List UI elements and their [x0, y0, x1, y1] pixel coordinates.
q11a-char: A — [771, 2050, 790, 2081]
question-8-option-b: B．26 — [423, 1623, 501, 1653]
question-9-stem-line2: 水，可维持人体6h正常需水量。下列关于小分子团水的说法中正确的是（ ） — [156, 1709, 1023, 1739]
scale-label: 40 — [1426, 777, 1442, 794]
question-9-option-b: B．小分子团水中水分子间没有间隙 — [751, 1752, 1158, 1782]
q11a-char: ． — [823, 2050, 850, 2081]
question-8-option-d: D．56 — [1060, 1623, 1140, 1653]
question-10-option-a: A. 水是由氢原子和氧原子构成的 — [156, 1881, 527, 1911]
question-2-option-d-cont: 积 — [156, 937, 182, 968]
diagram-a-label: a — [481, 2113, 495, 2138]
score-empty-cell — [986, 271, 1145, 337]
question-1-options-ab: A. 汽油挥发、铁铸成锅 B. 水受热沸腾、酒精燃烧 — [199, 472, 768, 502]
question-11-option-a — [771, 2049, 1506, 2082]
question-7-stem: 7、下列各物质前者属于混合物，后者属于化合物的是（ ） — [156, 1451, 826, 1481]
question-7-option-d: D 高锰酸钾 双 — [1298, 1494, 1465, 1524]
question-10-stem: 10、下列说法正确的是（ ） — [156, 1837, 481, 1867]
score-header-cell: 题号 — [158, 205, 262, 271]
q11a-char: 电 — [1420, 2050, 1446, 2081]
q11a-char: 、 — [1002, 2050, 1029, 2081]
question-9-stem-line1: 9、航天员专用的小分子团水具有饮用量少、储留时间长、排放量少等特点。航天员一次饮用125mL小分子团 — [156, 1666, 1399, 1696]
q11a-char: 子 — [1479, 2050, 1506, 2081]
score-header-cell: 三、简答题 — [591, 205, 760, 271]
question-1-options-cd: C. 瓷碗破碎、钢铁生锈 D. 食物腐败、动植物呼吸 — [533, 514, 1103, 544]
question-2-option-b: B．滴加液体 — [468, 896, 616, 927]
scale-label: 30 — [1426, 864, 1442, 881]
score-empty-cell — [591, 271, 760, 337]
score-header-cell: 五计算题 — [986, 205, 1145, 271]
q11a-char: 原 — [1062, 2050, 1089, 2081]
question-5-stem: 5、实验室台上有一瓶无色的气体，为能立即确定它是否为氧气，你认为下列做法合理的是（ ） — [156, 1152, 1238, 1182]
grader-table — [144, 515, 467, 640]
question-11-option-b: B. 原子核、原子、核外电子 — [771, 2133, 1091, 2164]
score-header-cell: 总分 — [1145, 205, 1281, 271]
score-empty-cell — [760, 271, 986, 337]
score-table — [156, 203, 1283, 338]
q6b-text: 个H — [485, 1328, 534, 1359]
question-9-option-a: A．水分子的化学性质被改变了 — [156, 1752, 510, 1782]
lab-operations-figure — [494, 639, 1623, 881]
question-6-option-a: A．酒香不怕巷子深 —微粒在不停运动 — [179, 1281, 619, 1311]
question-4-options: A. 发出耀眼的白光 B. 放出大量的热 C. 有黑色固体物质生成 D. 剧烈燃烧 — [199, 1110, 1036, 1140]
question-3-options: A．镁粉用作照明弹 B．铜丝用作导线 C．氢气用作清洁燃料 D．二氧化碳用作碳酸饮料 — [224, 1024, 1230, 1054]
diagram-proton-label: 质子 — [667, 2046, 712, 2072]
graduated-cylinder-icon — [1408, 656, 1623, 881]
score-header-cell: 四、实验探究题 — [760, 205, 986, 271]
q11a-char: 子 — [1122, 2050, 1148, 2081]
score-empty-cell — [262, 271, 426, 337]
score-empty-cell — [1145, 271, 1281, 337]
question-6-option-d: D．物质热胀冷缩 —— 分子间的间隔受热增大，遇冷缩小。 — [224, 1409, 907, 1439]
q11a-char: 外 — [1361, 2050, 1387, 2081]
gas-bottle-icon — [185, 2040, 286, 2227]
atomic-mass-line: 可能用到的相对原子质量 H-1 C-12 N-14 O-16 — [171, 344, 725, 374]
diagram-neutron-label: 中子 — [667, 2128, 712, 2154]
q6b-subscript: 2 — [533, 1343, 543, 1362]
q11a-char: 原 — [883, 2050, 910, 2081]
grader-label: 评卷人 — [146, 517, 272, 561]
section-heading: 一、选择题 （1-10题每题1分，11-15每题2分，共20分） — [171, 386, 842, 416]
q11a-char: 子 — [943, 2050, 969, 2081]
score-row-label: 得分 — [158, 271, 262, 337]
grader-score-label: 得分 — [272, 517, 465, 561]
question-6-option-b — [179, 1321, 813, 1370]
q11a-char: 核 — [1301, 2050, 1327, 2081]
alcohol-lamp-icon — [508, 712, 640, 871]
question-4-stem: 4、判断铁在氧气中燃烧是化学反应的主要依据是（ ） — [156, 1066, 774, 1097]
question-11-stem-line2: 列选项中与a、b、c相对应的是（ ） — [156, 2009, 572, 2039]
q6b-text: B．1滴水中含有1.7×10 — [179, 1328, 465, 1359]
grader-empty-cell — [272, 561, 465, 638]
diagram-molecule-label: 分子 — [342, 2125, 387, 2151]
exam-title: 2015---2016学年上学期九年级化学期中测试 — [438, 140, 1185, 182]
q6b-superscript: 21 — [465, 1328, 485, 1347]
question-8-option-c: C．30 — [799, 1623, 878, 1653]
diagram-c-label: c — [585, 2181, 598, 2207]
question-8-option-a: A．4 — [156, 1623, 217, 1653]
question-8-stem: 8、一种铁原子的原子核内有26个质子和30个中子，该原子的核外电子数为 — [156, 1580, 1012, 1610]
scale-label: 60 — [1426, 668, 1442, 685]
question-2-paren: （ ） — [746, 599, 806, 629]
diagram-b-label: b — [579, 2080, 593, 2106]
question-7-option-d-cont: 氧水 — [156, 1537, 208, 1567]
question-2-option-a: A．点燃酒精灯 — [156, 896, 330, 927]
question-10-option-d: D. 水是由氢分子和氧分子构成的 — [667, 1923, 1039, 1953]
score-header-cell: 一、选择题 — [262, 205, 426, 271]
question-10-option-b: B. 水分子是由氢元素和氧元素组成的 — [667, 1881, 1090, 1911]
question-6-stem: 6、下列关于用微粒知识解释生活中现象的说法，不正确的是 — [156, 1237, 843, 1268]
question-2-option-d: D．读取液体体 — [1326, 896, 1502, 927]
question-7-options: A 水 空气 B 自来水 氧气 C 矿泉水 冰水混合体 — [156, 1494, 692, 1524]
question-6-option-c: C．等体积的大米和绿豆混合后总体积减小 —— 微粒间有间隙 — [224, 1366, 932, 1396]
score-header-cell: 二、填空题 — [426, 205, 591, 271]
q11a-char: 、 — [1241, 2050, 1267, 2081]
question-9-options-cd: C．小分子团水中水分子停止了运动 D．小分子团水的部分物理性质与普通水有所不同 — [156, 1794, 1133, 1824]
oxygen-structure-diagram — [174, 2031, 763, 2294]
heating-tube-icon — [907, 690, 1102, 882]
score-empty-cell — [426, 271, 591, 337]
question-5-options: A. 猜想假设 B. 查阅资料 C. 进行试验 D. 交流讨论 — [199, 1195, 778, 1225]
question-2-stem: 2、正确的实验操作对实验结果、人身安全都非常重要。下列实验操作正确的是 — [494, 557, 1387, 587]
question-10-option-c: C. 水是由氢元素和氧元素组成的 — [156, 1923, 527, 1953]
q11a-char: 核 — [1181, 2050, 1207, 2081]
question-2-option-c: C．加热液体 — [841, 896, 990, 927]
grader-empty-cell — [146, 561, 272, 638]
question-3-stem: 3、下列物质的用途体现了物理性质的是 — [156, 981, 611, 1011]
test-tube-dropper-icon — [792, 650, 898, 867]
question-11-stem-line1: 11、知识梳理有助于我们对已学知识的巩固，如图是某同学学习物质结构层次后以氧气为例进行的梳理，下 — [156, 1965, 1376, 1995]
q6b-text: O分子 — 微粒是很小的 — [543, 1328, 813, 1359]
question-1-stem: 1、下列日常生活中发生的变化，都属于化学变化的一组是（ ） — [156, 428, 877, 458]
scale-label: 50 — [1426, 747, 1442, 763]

#### Written exercise
Quote verbatim every line from the first one through the line that contains "lab-operations-figure — [494, 639, 1623, 881]", including both.

#### Output for this task
List UI elements and their [x0, y0, x1, y1] pixel coordinates.
q11a-char: A — [771, 2050, 790, 2081]
question-8-option-b: B．26 — [423, 1623, 501, 1653]
question-9-stem-line2: 水，可维持人体6h正常需水量。下列关于小分子团水的说法中正确的是（ ） — [156, 1709, 1023, 1739]
scale-label: 40 — [1426, 777, 1442, 794]
question-9-option-b: B．小分子团水中水分子间没有间隙 — [751, 1752, 1158, 1782]
q11a-char: ． — [823, 2050, 850, 2081]
question-8-option-d: D．56 — [1060, 1623, 1140, 1653]
question-10-option-a: A. 水是由氢原子和氧原子构成的 — [156, 1881, 527, 1911]
question-2-option-d-cont: 积 — [156, 937, 182, 968]
diagram-a-label: a — [481, 2113, 495, 2138]
score-empty-cell — [986, 271, 1145, 337]
question-1-options-ab: A. 汽油挥发、铁铸成锅 B. 水受热沸腾、酒精燃烧 — [199, 472, 768, 502]
question-11-option-a — [771, 2049, 1506, 2082]
question-7-stem: 7、下列各物质前者属于混合物，后者属于化合物的是（ ） — [156, 1451, 826, 1481]
question-7-option-d: D 高锰酸钾 双 — [1298, 1494, 1465, 1524]
question-10-stem: 10、下列说法正确的是（ ） — [156, 1837, 481, 1867]
score-header-cell: 题号 — [158, 205, 262, 271]
q11a-char: 电 — [1420, 2050, 1446, 2081]
q11a-char: 、 — [1002, 2050, 1029, 2081]
question-9-stem-line1: 9、航天员专用的小分子团水具有饮用量少、储留时间长、排放量少等特点。航天员一次饮用125mL小分子团 — [156, 1666, 1399, 1696]
q11a-char: 子 — [1479, 2050, 1506, 2081]
score-header-cell: 三、简答题 — [591, 205, 760, 271]
question-1-options-cd: C. 瓷碗破碎、钢铁生锈 D. 食物腐败、动植物呼吸 — [533, 514, 1103, 544]
question-2-option-b: B．滴加液体 — [468, 896, 616, 927]
scale-label: 30 — [1426, 864, 1442, 881]
score-empty-cell — [591, 271, 760, 337]
score-header-cell: 五计算题 — [986, 205, 1145, 271]
q11a-char: 原 — [1062, 2050, 1089, 2081]
question-5-stem: 5、实验室台上有一瓶无色的气体，为能立即确定它是否为氧气，你认为下列做法合理的是（ ） — [156, 1152, 1238, 1182]
grader-table — [144, 515, 467, 640]
question-11-option-b: B. 原子核、原子、核外电子 — [771, 2133, 1091, 2164]
score-header-cell: 总分 — [1145, 205, 1281, 271]
score-empty-cell — [760, 271, 986, 337]
score-table — [156, 203, 1283, 338]
q6b-text: 个H — [485, 1328, 534, 1359]
question-9-option-a: A．水分子的化学性质被改变了 — [156, 1752, 510, 1782]
lab-operations-figure — [494, 639, 1623, 881]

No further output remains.